** Start of Data for the task **
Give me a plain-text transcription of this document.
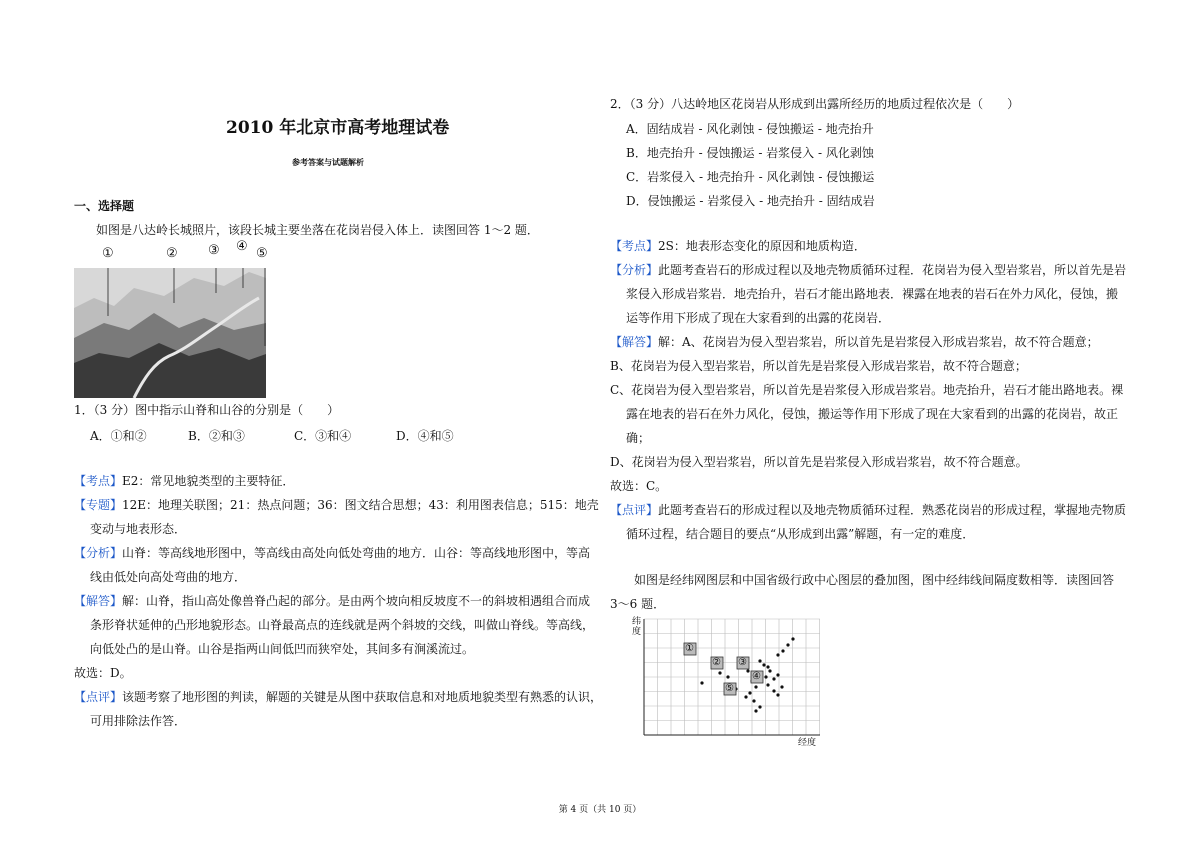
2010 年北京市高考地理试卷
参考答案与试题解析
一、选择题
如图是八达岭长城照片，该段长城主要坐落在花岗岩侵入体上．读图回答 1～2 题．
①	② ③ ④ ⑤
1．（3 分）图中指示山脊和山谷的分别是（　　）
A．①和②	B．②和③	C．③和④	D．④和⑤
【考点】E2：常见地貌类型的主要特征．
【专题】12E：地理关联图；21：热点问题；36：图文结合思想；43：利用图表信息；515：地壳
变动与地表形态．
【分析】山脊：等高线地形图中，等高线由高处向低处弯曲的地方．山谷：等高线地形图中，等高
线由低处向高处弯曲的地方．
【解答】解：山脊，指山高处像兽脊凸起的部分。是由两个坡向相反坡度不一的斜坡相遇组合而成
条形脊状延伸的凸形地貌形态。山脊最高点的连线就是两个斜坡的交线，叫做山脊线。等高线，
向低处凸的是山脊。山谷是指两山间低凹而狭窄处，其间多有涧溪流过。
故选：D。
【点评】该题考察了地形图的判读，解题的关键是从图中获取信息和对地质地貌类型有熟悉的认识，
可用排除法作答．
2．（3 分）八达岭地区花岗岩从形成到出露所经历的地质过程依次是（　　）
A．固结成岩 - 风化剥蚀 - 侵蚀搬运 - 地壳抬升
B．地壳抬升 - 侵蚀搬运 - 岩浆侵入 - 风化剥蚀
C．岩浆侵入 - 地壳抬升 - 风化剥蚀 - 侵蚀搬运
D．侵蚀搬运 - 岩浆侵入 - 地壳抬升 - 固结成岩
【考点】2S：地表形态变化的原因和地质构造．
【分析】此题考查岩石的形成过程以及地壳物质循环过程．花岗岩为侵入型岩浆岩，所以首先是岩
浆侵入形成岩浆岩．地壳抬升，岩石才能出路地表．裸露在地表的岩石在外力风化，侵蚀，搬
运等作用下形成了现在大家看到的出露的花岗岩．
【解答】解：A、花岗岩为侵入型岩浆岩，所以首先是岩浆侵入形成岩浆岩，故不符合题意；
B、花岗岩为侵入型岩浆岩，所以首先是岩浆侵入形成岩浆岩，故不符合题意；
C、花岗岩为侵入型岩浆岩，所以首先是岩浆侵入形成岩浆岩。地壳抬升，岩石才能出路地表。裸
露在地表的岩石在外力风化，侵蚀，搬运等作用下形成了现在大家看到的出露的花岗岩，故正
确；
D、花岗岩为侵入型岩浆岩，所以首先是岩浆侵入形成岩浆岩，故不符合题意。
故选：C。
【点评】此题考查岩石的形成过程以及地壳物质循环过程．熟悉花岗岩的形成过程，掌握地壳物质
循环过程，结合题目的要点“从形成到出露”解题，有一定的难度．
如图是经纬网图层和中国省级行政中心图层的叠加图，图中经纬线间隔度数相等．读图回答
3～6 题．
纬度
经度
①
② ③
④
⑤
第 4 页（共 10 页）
** End of Data for the task **
** Start of Data for the task **
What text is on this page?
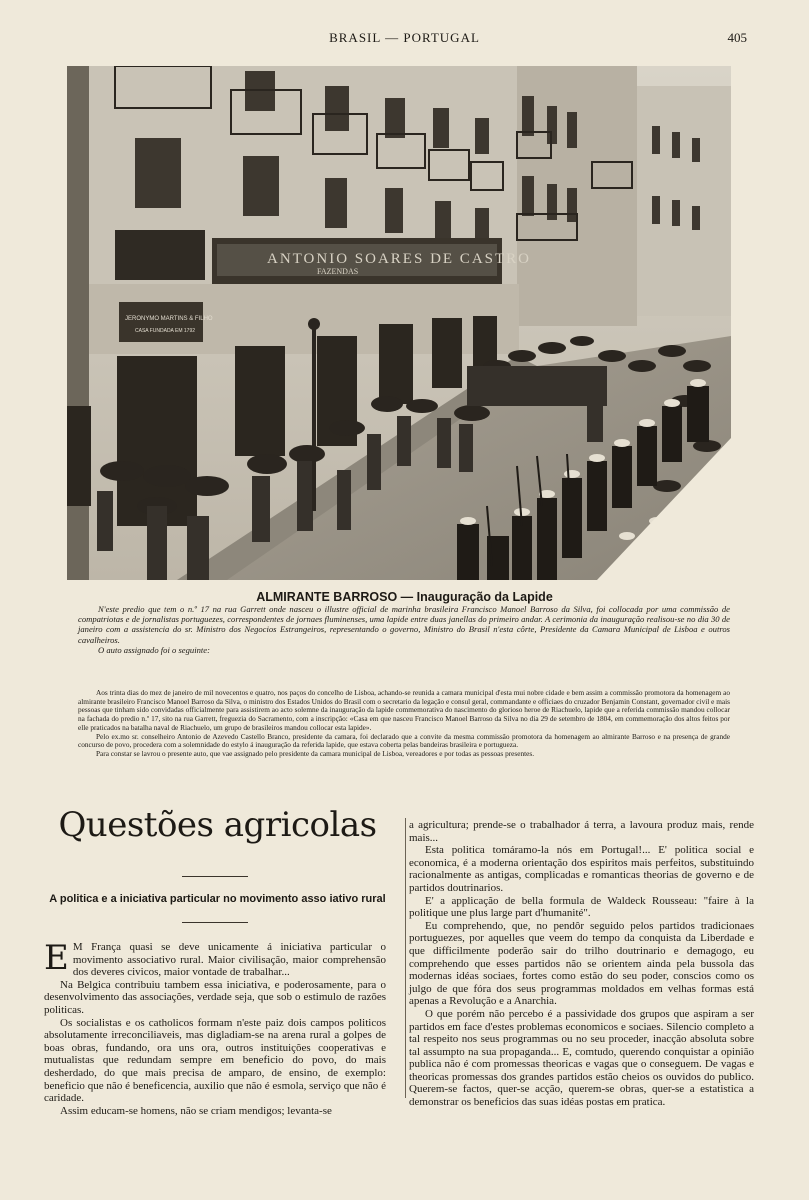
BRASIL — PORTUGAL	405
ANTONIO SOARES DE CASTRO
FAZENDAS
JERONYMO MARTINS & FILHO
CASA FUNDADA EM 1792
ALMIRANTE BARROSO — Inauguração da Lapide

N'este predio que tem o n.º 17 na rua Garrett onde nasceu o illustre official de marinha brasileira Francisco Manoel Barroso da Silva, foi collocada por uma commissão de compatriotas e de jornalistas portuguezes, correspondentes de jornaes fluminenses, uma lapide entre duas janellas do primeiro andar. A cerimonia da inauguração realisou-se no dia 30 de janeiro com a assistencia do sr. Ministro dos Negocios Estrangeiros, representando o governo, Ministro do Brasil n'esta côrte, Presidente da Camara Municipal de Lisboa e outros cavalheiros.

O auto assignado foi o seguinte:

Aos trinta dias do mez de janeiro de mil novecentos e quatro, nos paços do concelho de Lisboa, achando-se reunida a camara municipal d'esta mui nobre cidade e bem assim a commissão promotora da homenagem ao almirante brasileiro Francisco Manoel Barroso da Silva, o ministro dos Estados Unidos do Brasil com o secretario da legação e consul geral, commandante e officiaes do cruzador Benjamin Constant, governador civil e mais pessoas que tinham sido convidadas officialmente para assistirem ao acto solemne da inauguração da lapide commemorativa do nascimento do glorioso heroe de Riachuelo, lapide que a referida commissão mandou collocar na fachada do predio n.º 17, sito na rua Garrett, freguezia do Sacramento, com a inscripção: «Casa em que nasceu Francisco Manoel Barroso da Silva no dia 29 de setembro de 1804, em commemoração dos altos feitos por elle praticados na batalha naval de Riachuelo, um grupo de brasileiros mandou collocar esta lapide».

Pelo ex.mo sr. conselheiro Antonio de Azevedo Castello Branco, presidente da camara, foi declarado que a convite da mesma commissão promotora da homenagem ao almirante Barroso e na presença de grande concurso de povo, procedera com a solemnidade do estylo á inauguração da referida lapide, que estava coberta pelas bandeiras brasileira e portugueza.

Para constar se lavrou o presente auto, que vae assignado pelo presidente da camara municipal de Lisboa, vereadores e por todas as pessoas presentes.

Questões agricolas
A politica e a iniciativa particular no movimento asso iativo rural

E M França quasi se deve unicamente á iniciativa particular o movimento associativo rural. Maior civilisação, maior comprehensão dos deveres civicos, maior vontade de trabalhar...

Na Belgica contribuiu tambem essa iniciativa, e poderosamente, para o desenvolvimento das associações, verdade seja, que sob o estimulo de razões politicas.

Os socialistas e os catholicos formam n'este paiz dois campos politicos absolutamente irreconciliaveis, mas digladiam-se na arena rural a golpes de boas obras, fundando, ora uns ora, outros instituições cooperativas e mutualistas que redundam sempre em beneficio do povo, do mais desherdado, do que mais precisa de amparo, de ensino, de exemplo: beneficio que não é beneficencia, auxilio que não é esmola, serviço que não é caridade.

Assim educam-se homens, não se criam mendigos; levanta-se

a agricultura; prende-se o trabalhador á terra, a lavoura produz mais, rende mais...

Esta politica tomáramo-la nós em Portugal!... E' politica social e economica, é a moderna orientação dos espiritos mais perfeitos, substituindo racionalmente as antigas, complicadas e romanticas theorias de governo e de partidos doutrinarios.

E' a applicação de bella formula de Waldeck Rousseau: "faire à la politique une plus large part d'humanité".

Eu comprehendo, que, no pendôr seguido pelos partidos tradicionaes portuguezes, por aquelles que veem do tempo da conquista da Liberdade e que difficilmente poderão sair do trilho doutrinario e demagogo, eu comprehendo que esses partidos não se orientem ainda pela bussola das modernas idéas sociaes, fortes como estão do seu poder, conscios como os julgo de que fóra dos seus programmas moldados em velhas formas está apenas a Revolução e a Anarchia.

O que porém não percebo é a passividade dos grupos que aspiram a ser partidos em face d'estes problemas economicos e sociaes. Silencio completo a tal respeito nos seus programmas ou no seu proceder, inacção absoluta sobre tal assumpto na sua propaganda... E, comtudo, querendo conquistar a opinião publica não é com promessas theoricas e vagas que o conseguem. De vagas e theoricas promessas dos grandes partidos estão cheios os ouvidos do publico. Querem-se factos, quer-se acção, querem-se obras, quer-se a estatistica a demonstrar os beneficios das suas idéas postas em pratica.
** End of Data for the task **
Task => Using the listing above, pull out all lines that hold the word "seus".

Answer for the task =>
Eu comprehendo, que, no pendôr seguido pelos partidos tradicionaes portuguezes, por aquelles que veem do tempo da conquista da Liberdade e que difficilmente poderão sair do trilho doutrinario e demagogo, eu comprehendo que esses partidos não se orientem ainda pela bussola das modernas idéas sociaes, fortes como estão do seu poder, conscios como os julgo de que fóra dos seus programmas moldados em velhas formas está apenas a Revolução e a Anarchia.
O que porém não percebo é a passividade dos grupos que aspiram a ser partidos em face d'estes problemas economicos e sociaes. Silencio completo a tal respeito nos seus programmas ou no seu proceder, inacção absoluta sobre tal assumpto na sua propaganda... E, comtudo, querendo conquistar a opinião publica não é com promessas theoricas e vagas que o conseguem. De vagas e theoricas promessas dos grandes partidos estão cheios os ouvidos do publico. Querem-se factos, quer-se acção, querem-se obras, quer-se a estatistica a demonstrar os beneficios das suas idéas postas em pratica.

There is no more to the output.